» Task details:
Your task is to copy the material exactly.

(Extracted records)
---

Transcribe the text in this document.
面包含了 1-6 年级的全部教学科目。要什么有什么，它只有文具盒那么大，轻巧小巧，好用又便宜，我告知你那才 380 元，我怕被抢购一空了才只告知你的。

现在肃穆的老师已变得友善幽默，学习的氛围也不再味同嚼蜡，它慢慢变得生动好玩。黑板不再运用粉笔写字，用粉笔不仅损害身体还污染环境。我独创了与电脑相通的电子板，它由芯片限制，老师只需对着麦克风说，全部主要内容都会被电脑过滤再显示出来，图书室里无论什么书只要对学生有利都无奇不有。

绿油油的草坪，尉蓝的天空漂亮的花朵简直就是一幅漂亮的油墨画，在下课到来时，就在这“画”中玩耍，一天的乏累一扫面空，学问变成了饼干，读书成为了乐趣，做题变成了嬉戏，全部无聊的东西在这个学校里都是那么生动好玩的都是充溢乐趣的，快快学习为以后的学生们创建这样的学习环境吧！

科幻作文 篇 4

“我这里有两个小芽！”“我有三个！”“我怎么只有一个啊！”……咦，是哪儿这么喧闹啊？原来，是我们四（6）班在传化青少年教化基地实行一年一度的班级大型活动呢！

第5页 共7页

---

» The response:
Transcribe the text in this document.
面包含了 1-6 年级的全部教学科目。要什么有什么，它只有文具盒那么大，轻巧小巧，好用又便宜，我告知你那才 380 元，我怕被抢购一空了才只告知你的。

现在肃穆的老师已变得友善幽默，学习的氛围也不再味同嚼蜡，它慢慢变得生动好玩。黑板不再运用粉笔写字，用粉笔不仅损害身体还污染环境。我独创了与电脑相通的电子板，它由芯片限制，老师只需对着麦克风说，全部主要内容都会被电脑过滤再显示出来，图书室里无论什么书只要对学生有利都无奇不有。

绿油油的草坪，尉蓝的天空漂亮的花朵简直就是一幅漂亮的油墨画，在下课到来时，就在这“画”中玩耍，一天的乏累一扫面空，学问变成了饼干，读书成为了乐趣，做题变成了嬉戏，全部无聊的东西在这个学校里都是那么生动好玩的都是充溢乐趣的，快快学习为以后的学生们创建这样的学习环境吧！

科幻作文 篇 4

“我这里有两个小芽！”“我有三个！”“我怎么只有一个啊！”……咦，是哪儿这么喧闹啊？原来，是我们四（6）班在传化青少年教化基地实行一年一度的班级大型活动呢！

第5页 共7页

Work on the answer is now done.